> TASK STATEMENT: Please gather every line in the records below that contains the word "input" and copy each of those lines.

-- BEGIN RECORDS PROVIDED --

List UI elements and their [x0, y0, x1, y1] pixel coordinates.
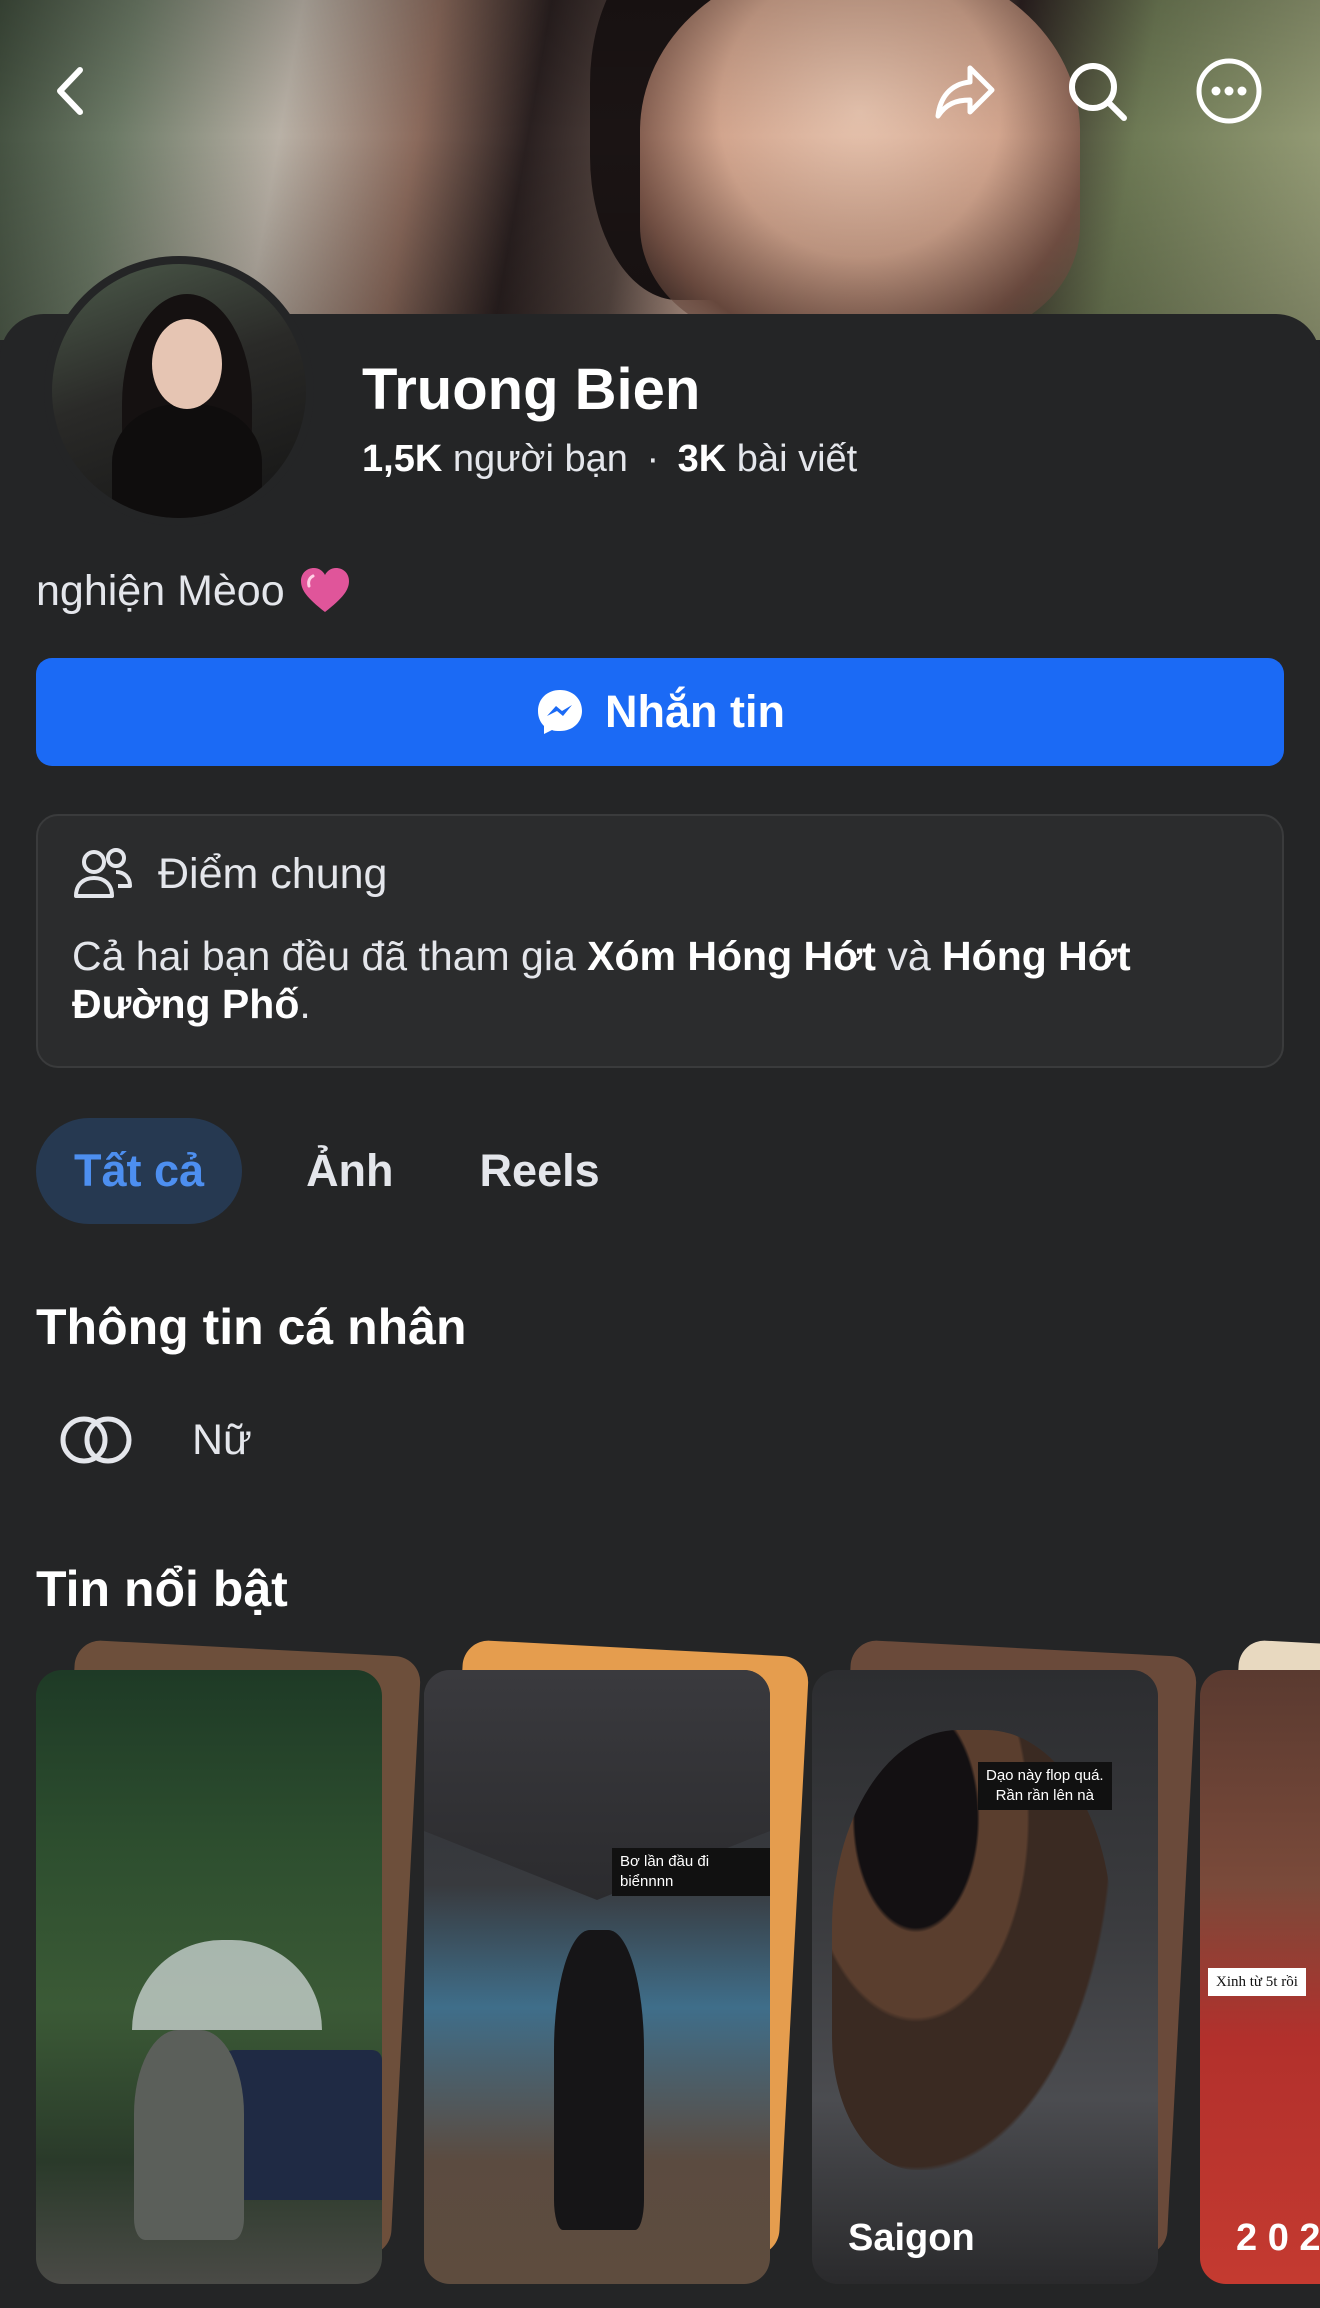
- tab-all[interactable]: Tất cả: [36, 1118, 243, 1224]
- mutual-text: Cả hai bạn đều đã tham gia Xóm Hóng Hớt …: [72, 933, 1131, 1027]
- gender-value: Nữ: [192, 1415, 252, 1464]
- highlight-item[interactable]: [36, 1639, 422, 2284]
- profile-stats: 1,5K người bạn · 3K bài viết: [362, 438, 857, 481]
- friends-count[interactable]: 1,5K: [362, 438, 442, 480]
- personal-info-title: Thông tin cá nhân: [36, 1299, 467, 1355]
- mutual-title: Điểm chung: [158, 849, 388, 898]
- mutual-info-card: Điểm chung Cả hai bạn đều đã tham gia Xó…: [36, 814, 1284, 1068]
- back-button[interactable]: [28, 48, 114, 134]
- avatar[interactable]: [44, 256, 314, 526]
- bio-text: nghiện Mèoo: [36, 566, 285, 615]
- highlight-caption: Bơ lần đầu đi biểnnnn: [612, 1848, 770, 1896]
- search-icon: [1069, 63, 1127, 121]
- highlight-item[interactable]: Xinh từ 5t rồi 2 0 2: [1200, 1639, 1320, 2284]
- tab-photos[interactable]: Ảnh: [268, 1118, 431, 1224]
- posts-count: 3K: [677, 438, 727, 480]
- share-button[interactable]: [922, 48, 1008, 134]
- gender-icon: [60, 1416, 132, 1464]
- messenger-icon: [538, 690, 582, 734]
- message-button[interactable]: Nhắn tin: [36, 658, 1284, 766]
- search-button[interactable]: [1054, 48, 1140, 134]
- share-arrow-icon: [935, 65, 995, 119]
- highlights-title: Tin nổi bật: [36, 1561, 288, 1617]
- sparkling-heart-icon: [300, 568, 349, 612]
- highlight-item[interactable]: Dạo này flop quá. Rần rần lên nà Saigon: [812, 1639, 1198, 2284]
- profile-tabs: Tất cả Ảnh Reels: [36, 1118, 638, 1224]
- gender-row: Nữ: [58, 1414, 252, 1466]
- posts-label: bài viết: [736, 438, 858, 480]
- highlight-label: 2 0 2: [1236, 2217, 1320, 2259]
- stats-separator: ·: [646, 438, 660, 480]
- chevron-left-icon: [57, 67, 83, 115]
- mutual-group-1[interactable]: Xóm Hóng Hớt: [587, 933, 876, 979]
- highlight-caption: Dạo này flop quá. Rần rần lên nà: [978, 1762, 1112, 1810]
- highlight-label: Saigon: [848, 2217, 975, 2259]
- more-dots-icon: [1196, 58, 1262, 124]
- more-button[interactable]: [1186, 48, 1272, 134]
- bio: nghiện Mèoo: [36, 566, 351, 616]
- highlights-row: Bơ lần đầu đi biểnnnn Dạo này flop quá. …: [36, 1639, 1320, 2288]
- message-button-label: Nhắn tin: [605, 686, 785, 737]
- highlight-item[interactable]: Bơ lần đầu đi biểnnnn: [424, 1639, 810, 2284]
- tab-reels[interactable]: Reels: [442, 1118, 638, 1224]
- highlight-caption: Xinh từ 5t rồi: [1208, 1968, 1306, 1996]
- people-icon: [74, 848, 132, 898]
- friends-label[interactable]: người bạn: [453, 438, 628, 480]
- profile-name: Truong Bien: [362, 357, 701, 422]
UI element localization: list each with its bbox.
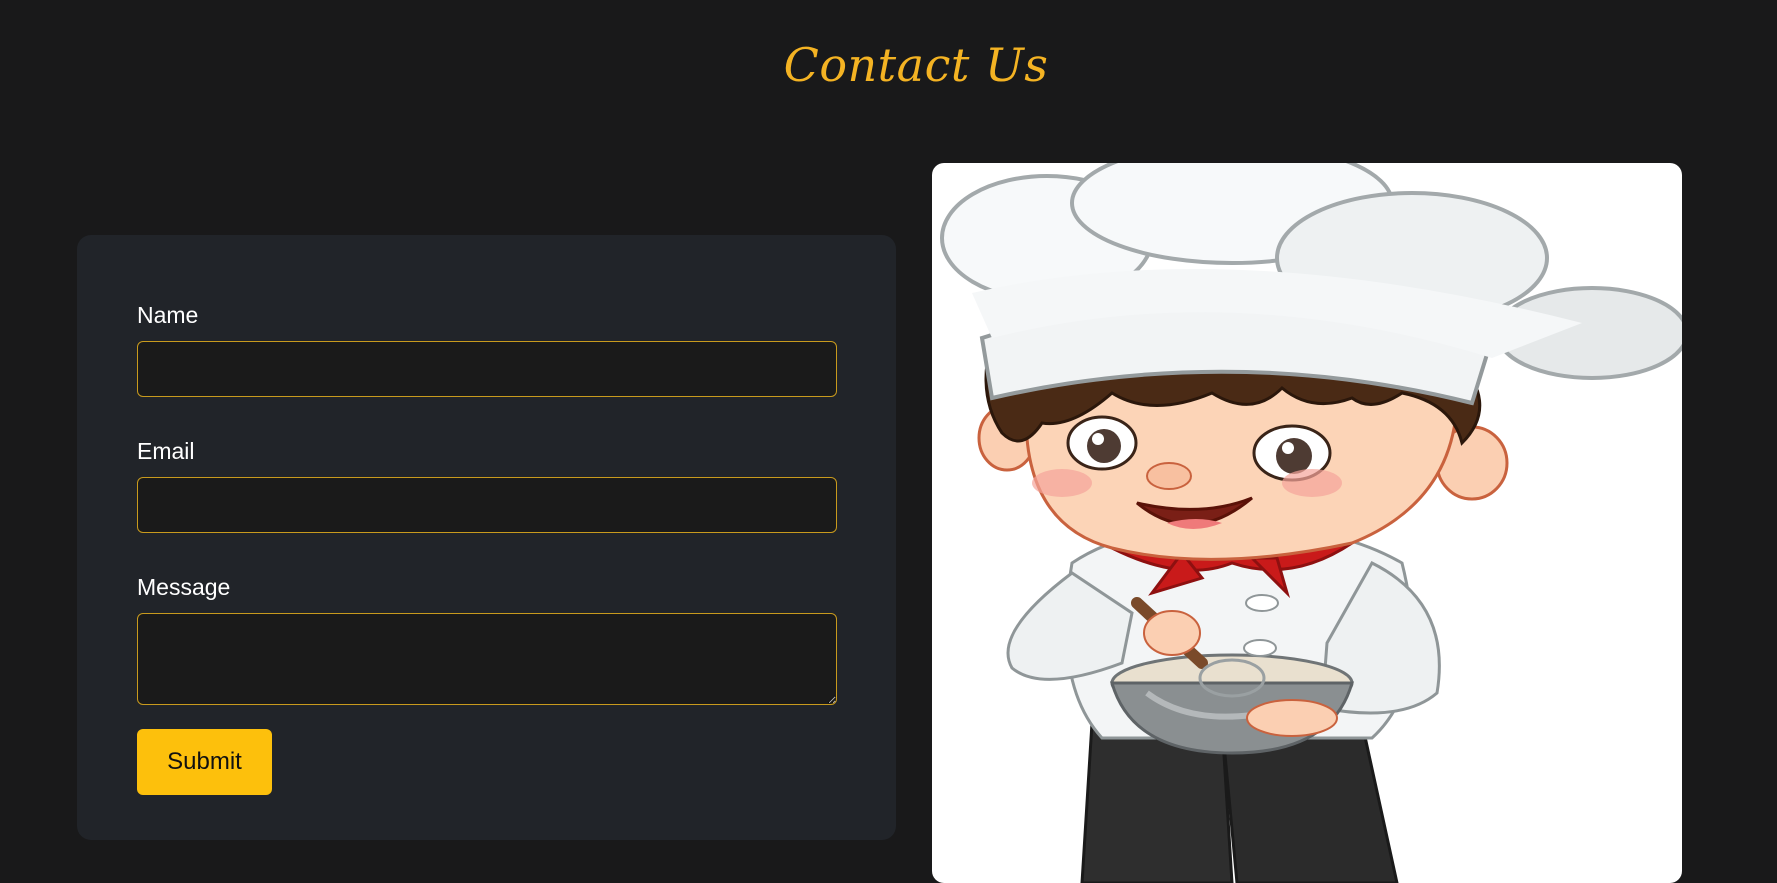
- contact-form-card: Name Email Message Submit: [77, 235, 896, 840]
- page-title: Contact Us: [783, 38, 1049, 92]
- chef-illustration: [932, 163, 1682, 883]
- submit-button[interactable]: Submit: [137, 729, 272, 795]
- email-label: Email: [137, 438, 195, 464]
- message-label: Message: [137, 574, 231, 600]
- email-input[interactable]: [137, 477, 837, 533]
- name-input[interactable]: [137, 341, 837, 397]
- name-label: Name: [137, 302, 199, 328]
- message-textarea[interactable]: [137, 613, 837, 705]
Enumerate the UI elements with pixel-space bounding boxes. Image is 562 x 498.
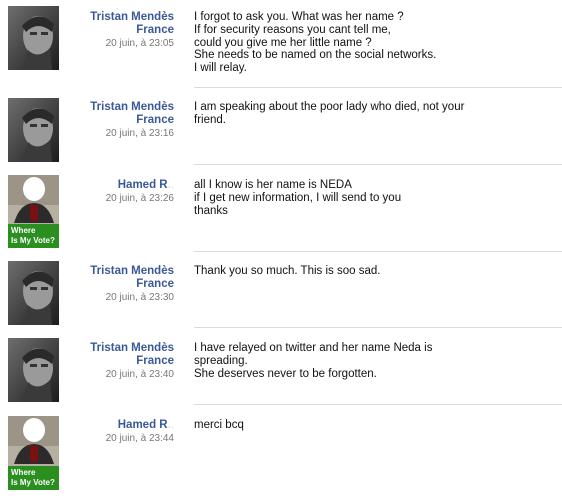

-- END RECORDS PROVIDED --

> FULL OUTPUT:
- email-input[interactable]: [137, 477, 837, 533]
- name-input[interactable]: [137, 341, 837, 397]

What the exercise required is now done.